**DIRECTIVE:**
Select all lines with the string "ylabel" in them, and copy those lines.

Data records:
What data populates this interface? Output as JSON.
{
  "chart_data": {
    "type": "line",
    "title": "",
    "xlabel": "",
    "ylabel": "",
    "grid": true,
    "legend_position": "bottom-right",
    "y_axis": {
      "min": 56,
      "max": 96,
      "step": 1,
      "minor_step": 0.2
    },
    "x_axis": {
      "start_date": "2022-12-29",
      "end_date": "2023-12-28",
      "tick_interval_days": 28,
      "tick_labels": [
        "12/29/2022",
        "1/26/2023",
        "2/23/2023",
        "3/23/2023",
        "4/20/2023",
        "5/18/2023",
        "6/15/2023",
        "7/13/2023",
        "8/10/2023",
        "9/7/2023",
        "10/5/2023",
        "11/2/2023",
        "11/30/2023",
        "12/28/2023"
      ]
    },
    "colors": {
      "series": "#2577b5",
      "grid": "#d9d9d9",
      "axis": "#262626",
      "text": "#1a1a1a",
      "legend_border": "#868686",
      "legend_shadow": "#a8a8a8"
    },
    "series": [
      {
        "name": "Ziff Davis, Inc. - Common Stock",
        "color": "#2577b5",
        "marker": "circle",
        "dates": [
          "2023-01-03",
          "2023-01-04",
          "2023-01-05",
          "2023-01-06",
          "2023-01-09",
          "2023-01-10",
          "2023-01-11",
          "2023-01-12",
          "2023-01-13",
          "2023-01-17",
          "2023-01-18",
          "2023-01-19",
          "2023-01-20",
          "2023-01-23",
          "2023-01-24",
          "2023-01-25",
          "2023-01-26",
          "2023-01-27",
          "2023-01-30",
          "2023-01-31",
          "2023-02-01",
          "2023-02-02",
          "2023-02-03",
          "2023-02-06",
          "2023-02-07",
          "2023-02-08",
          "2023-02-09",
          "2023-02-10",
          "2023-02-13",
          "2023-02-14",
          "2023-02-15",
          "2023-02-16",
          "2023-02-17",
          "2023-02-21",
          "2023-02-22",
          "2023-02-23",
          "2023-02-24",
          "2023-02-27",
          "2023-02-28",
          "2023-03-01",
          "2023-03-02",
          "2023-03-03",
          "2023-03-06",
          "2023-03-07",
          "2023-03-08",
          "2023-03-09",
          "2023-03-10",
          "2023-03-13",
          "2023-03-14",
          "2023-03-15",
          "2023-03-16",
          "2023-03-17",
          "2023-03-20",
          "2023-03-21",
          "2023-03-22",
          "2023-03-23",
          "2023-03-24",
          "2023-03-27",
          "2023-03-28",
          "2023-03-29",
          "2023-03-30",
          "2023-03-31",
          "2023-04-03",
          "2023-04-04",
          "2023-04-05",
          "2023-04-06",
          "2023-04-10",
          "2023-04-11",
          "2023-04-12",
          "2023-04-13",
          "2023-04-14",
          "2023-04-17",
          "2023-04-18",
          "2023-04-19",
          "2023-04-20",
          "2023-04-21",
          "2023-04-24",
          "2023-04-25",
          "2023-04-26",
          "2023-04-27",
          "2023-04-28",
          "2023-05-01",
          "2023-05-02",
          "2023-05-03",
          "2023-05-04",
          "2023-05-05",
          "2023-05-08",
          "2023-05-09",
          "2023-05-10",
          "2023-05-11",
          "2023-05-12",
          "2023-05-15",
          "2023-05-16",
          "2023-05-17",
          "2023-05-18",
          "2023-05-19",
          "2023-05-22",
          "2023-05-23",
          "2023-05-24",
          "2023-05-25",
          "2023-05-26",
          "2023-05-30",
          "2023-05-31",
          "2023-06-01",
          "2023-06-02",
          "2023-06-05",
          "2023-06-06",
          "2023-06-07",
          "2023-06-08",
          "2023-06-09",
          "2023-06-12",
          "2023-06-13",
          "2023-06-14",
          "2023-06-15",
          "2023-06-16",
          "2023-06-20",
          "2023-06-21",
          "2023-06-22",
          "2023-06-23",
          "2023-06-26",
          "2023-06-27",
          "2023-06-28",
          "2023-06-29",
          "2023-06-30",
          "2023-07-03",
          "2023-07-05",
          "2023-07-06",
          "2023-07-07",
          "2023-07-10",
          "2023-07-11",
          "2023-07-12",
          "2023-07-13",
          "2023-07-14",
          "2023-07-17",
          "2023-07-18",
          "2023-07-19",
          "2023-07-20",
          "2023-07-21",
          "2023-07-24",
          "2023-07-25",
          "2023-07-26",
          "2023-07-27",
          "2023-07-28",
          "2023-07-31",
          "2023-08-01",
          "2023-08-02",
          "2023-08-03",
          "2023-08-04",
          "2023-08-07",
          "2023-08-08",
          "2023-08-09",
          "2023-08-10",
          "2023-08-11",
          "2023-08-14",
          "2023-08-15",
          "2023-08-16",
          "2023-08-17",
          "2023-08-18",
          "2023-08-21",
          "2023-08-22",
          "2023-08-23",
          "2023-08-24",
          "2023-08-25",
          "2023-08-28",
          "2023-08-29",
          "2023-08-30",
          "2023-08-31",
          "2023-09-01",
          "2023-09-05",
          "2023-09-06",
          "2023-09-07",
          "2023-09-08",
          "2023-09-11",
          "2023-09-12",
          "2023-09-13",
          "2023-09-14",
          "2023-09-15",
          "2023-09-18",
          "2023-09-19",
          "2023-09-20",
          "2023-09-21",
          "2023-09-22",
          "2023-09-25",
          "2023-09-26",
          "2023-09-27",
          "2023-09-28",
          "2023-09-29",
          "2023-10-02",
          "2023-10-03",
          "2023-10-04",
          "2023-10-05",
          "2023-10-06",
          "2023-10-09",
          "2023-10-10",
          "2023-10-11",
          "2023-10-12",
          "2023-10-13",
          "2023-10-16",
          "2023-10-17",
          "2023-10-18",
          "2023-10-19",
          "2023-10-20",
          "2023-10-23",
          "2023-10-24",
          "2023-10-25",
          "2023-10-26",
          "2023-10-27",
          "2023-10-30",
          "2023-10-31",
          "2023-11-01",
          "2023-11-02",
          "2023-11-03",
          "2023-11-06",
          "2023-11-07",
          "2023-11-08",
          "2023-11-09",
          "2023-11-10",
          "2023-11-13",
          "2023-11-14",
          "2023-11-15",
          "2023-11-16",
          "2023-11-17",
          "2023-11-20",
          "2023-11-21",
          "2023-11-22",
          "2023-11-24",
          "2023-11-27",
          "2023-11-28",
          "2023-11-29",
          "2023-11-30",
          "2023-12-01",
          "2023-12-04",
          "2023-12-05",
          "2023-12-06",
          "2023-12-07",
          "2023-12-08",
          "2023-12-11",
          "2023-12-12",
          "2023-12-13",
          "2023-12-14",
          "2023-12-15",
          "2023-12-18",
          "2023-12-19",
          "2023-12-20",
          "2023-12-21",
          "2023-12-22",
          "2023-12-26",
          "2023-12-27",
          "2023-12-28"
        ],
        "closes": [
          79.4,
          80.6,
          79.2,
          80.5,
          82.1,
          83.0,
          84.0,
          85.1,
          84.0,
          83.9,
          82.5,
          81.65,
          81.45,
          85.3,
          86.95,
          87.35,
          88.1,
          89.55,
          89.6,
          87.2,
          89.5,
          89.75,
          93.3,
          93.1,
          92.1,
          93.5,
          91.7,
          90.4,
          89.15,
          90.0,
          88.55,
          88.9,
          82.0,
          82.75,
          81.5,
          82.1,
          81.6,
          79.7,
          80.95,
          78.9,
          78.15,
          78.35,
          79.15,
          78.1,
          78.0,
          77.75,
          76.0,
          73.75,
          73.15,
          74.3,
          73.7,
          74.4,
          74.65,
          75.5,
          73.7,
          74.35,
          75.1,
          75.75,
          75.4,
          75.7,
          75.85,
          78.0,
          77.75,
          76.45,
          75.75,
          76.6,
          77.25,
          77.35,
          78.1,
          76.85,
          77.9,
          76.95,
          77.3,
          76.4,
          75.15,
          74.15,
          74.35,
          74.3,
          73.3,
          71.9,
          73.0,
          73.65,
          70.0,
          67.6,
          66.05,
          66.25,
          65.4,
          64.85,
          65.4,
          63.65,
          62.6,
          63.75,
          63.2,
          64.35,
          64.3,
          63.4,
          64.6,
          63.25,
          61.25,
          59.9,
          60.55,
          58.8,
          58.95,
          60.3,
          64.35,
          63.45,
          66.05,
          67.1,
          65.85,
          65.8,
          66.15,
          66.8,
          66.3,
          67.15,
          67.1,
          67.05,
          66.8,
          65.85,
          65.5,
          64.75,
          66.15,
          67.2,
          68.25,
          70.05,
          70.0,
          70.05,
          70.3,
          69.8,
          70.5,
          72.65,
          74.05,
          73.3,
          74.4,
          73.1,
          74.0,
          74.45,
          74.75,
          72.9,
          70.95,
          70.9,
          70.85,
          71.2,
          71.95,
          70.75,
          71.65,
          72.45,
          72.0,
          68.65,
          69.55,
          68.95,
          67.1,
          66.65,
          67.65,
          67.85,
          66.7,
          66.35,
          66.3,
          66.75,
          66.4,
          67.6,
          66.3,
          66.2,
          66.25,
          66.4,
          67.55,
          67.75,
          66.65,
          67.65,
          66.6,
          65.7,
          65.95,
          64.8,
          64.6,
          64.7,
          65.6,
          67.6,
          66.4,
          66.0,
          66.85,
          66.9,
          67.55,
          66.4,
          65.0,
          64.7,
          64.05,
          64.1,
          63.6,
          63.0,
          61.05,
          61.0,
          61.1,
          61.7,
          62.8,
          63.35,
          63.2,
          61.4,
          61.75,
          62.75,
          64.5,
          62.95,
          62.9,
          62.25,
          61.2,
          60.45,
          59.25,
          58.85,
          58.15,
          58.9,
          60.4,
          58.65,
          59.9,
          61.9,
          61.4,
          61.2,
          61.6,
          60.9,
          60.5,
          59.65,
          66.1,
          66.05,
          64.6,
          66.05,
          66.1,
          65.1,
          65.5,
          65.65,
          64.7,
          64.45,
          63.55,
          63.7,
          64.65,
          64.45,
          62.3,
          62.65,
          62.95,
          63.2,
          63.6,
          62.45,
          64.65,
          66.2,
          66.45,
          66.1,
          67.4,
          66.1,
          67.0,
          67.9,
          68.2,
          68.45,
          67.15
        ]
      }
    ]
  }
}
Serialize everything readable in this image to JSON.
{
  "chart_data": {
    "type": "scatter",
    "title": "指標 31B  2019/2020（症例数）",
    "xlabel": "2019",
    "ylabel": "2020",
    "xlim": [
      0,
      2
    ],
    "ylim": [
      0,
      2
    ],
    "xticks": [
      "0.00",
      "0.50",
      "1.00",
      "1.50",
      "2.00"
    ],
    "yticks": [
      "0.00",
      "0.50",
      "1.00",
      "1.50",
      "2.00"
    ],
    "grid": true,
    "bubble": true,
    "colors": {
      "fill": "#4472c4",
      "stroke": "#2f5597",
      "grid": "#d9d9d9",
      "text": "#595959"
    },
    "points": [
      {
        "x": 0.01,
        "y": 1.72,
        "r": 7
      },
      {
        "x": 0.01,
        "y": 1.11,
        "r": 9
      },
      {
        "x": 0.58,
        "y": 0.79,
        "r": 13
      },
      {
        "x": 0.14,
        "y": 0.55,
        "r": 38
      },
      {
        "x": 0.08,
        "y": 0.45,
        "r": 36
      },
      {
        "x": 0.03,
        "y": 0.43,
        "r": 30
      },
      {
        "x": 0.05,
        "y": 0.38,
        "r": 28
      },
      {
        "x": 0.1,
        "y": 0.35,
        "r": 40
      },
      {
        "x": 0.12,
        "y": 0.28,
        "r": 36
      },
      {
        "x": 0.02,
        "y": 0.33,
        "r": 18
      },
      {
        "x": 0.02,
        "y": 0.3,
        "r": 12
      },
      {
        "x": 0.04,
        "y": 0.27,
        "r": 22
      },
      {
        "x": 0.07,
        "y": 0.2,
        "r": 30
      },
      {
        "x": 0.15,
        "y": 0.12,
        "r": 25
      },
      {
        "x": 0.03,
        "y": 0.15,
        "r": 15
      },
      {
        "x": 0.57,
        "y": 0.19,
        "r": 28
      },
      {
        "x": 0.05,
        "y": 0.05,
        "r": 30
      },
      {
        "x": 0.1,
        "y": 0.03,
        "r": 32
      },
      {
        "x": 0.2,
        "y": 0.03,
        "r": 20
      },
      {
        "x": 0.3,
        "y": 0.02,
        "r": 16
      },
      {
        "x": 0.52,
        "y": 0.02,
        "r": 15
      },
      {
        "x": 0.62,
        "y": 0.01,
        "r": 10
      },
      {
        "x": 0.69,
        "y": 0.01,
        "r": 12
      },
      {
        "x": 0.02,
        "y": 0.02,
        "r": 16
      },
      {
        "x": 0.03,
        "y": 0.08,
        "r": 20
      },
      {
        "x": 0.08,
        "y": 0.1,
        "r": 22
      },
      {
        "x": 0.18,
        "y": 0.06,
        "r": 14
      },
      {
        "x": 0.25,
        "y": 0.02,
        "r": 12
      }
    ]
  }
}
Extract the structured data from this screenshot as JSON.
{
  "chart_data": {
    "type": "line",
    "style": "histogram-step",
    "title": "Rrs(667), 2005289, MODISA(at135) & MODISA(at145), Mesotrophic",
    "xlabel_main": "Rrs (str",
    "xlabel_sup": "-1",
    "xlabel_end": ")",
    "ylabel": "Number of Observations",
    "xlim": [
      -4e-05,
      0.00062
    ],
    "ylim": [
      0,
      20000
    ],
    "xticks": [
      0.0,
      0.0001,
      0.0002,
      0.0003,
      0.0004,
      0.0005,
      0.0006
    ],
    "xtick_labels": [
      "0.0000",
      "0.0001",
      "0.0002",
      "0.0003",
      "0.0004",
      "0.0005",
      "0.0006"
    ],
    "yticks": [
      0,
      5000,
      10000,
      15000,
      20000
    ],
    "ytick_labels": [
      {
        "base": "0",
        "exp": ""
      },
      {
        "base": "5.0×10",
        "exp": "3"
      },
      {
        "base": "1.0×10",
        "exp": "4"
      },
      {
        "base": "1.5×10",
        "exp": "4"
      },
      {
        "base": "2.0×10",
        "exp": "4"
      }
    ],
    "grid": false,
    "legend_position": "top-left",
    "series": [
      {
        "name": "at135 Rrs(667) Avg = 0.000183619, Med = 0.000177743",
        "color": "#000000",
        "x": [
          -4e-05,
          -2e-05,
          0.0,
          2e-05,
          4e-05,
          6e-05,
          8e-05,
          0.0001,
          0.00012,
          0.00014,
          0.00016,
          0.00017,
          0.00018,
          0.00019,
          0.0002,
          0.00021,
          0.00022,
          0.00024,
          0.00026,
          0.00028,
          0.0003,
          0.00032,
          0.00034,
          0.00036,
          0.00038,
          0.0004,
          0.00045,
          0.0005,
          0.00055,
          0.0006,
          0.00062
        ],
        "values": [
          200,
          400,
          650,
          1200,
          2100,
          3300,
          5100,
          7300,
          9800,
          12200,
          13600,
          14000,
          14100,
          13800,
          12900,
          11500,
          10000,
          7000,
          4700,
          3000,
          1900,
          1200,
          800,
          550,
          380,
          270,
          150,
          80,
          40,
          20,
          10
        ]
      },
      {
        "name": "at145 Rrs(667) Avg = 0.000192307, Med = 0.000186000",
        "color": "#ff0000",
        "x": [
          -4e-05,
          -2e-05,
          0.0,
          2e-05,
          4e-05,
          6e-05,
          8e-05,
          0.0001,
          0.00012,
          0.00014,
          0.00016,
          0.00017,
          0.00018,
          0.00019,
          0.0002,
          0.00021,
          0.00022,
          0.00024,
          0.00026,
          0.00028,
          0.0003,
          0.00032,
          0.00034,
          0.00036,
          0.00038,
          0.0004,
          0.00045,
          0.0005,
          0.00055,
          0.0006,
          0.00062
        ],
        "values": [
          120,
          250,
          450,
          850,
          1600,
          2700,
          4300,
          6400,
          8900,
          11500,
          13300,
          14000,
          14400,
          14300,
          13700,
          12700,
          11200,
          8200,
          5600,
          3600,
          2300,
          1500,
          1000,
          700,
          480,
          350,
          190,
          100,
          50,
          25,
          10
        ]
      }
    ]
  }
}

**SOLUTION FOR THIS PROBLEM:**
    "ylabel": "",
    "ylabel": "2020",
    "ylabel": "Number of Observations",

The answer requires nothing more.